▶ **Brief**: Print all of the entries exactly, minus the pictures.
►
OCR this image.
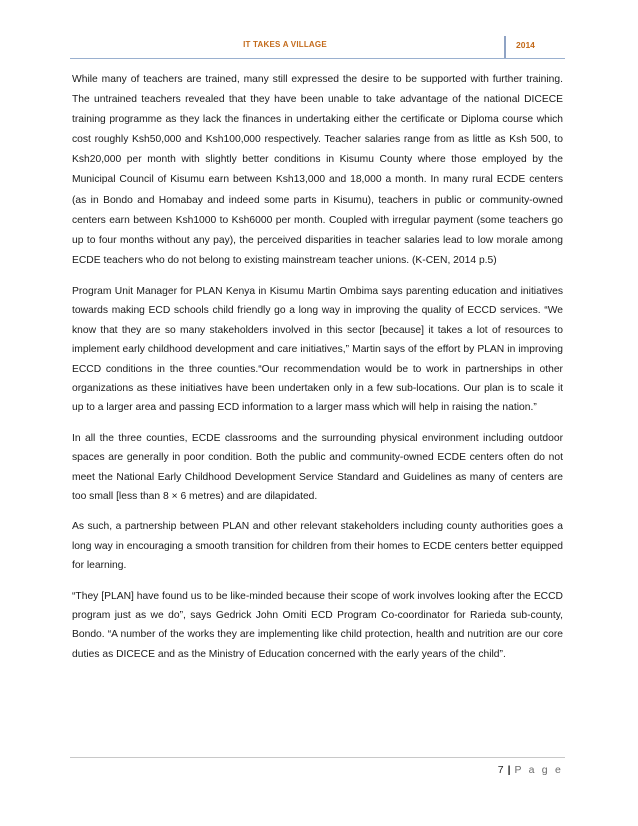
IT TAKES A VILLAGE	2014

While many of teachers are trained, many still expressed the desire to be supported with further training. The untrained teachers revealed that they have been unable to take advantage of the national DICECE training programme as they lack the finances in undertaking either the certificate or Diploma course which cost roughly Ksh50,000 and Ksh100,000 respectively. Teacher salaries range from as little as Ksh 500, to Ksh20,000 per month with slightly better conditions in Kisumu County where those employed by the Municipal Council of Kisumu earn between Ksh13,000 and 18,000 a month. In many rural ECDE centers (as in Bondo and Homabay and indeed some parts in Kisumu), teachers in public or community-owned centers earn between Ksh1000 to Ksh6000 per month. Coupled with irregular payment (some teachers go up to four months without any pay), the perceived disparities in teacher salaries lead to low morale among ECDE teachers who do not belong to existing mainstream teacher unions. (K-CEN, 2014 p.5)

Program Unit Manager for PLAN Kenya in Kisumu Martin Ombima says parenting education and initiatives towards making ECD schools child friendly go a long way in improving the quality of ECCD services. “We know that they are so many stakeholders involved in this sector [because] it takes a lot of resources to implement early childhood development and care initiatives,” Martin says of the effort by PLAN in improving ECCD conditions in the three counties.“Our recommendation would be to work in partnerships in other organizations as these initiatives have been undertaken only in a few sub-locations. Our plan is to scale it up to a larger area and passing ECD information to a larger mass which will help in raising the nation.”

In all the three counties, ECDE classrooms and the surrounding physical environment including outdoor spaces are generally in poor condition. Both the public and community-owned ECDE centers often do not meet the National Early Childhood Development Service Standard and Guidelines as many of centers are too small [less than 8 × 6 metres) and are dilapidated.

As such, a partnership between PLAN and other relevant stakeholders including county authorities goes a long way in encouraging a smooth transition for children from their homes to ECDE centers better equipped for learning.

“They [PLAN] have found us to be like-minded because their scope of work involves looking after the ECCD program just as we do”, says Gedrick John Omiti ECD Program Co-coordinator for Rarieda sub-county, Bondo. “A number of the works they are implementing like child protection, health and nutrition are our core duties as DICECE and as the Ministry of Education concerned with the early years of the child”.

7 | P a g e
◄
▶ **Written solution**:
OCR this image.
IT TAKES A VILLAGE	2014

While many of teachers are trained, many still expressed the desire to be supported with further training. The untrained teachers revealed that they have been unable to take advantage of the national DICECE training programme as they lack the finances in undertaking either the certificate or Diploma course which cost roughly Ksh50,000 and Ksh100,000 respectively. Teacher salaries range from as little as Ksh 500, to Ksh20,000 per month with slightly better conditions in Kisumu County where those employed by the Municipal Council of Kisumu earn between Ksh13,000 and 18,000 a month. In many rural ECDE centers (as in Bondo and Homabay and indeed some parts in Kisumu), teachers in public or community-owned centers earn between Ksh1000 to Ksh6000 per month. Coupled with irregular payment (some teachers go up to four months without any pay), the perceived disparities in teacher salaries lead to low morale among ECDE teachers who do not belong to existing mainstream teacher unions. (K-CEN, 2014 p.5)

Program Unit Manager for PLAN Kenya in Kisumu Martin Ombima says parenting education and initiatives towards making ECD schools child friendly go a long way in improving the quality of ECCD services. “We know that they are so many stakeholders involved in this sector [because] it takes a lot of resources to implement early childhood development and care initiatives,” Martin says of the effort by PLAN in improving ECCD conditions in the three counties.“Our recommendation would be to work in partnerships in other organizations as these initiatives have been undertaken only in a few sub-locations. Our plan is to scale it up to a larger area and passing ECD information to a larger mass which will help in raising the nation.”

In all the three counties, ECDE classrooms and the surrounding physical environment including outdoor spaces are generally in poor condition. Both the public and community-owned ECDE centers often do not meet the National Early Childhood Development Service Standard and Guidelines as many of centers are too small [less than 8 × 6 metres) and are dilapidated.

As such, a partnership between PLAN and other relevant stakeholders including county authorities goes a long way in encouraging a smooth transition for children from their homes to ECDE centers better equipped for learning.

“They [PLAN] have found us to be like-minded because their scope of work involves looking after the ECCD program just as we do”, says Gedrick John Omiti ECD Program Co-coordinator for Rarieda sub-county, Bondo. “A number of the works they are implementing like child protection, health and nutrition are our core duties as DICECE and as the Ministry of Education concerned with the early years of the child”.

7 | P a g e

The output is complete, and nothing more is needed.